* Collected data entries

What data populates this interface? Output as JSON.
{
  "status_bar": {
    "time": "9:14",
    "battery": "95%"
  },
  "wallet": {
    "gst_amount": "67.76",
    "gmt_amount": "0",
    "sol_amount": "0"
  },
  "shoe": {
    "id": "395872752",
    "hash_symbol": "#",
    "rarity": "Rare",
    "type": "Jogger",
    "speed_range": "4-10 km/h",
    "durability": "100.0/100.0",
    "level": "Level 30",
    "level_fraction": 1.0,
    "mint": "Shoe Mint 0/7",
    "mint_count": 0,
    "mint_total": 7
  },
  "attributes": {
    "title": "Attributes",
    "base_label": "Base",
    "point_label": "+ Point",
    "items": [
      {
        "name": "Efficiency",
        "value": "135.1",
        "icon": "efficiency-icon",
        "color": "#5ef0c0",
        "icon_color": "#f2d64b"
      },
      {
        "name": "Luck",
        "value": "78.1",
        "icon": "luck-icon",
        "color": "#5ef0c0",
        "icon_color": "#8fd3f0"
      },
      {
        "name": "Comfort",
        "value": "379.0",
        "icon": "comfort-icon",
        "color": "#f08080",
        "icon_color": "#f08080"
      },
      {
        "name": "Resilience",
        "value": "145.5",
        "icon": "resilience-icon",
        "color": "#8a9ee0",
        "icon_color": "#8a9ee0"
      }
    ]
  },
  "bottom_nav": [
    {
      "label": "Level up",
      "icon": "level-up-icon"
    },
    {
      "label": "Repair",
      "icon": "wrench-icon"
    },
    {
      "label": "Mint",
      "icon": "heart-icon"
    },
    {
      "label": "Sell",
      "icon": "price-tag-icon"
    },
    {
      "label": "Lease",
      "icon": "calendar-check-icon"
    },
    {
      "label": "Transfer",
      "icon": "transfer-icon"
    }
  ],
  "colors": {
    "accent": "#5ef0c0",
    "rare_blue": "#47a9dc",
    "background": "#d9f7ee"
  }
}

* Given request
From the entries above, extract every line where the word "name" appears.

* Response below
        "name": "Efficiency",
        "name": "Luck",
        "name": "Comfort",
        "name": "Resilience",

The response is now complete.